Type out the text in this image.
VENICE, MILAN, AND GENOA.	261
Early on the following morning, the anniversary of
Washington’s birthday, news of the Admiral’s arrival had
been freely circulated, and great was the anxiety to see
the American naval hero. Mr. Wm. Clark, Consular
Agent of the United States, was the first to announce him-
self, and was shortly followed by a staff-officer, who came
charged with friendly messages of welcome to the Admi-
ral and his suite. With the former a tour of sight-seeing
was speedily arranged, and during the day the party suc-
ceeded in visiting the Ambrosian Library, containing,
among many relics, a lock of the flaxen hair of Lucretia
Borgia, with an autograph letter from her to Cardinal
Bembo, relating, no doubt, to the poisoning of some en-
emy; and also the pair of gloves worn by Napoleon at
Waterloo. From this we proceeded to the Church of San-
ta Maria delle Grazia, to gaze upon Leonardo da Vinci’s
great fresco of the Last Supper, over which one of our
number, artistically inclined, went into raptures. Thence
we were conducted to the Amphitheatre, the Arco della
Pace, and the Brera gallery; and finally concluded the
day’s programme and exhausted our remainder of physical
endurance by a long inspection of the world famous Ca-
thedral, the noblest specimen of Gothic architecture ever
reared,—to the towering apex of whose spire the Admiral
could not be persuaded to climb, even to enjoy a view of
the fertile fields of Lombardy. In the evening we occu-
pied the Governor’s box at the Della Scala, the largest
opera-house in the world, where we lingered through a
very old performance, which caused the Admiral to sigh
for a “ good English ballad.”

================================

## Task details
Give every line of the material again, exactly as it reads.

## Written solution
Type out the text in this image.
VENICE, MILAN, AND GENOA.	261
Early on the following morning, the anniversary of
Washington’s birthday, news of the Admiral’s arrival had
been freely circulated, and great was the anxiety to see
the American naval hero. Mr. Wm. Clark, Consular
Agent of the United States, was the first to announce him-
self, and was shortly followed by a staff-officer, who came
charged with friendly messages of welcome to the Admi-
ral and his suite. With the former a tour of sight-seeing
was speedily arranged, and during the day the party suc-
ceeded in visiting the Ambrosian Library, containing,
among many relics, a lock of the flaxen hair of Lucretia
Borgia, with an autograph letter from her to Cardinal
Bembo, relating, no doubt, to the poisoning of some en-
emy; and also the pair of gloves worn by Napoleon at
Waterloo. From this we proceeded to the Church of San-
ta Maria delle Grazia, to gaze upon Leonardo da Vinci’s
great fresco of the Last Supper, over which one of our
number, artistically inclined, went into raptures. Thence
we were conducted to the Amphitheatre, the Arco della
Pace, and the Brera gallery; and finally concluded the
day’s programme and exhausted our remainder of physical
endurance by a long inspection of the world famous Ca-
thedral, the noblest specimen of Gothic architecture ever
reared,—to the towering apex of whose spire the Admiral
could not be persuaded to climb, even to enjoy a view of
the fertile fields of Lombardy. In the evening we occu-
pied the Governor’s box at the Della Scala, the largest
opera-house in the world, where we lingered through a
very old performance, which caused the Admiral to sigh
for a “ good English ballad.”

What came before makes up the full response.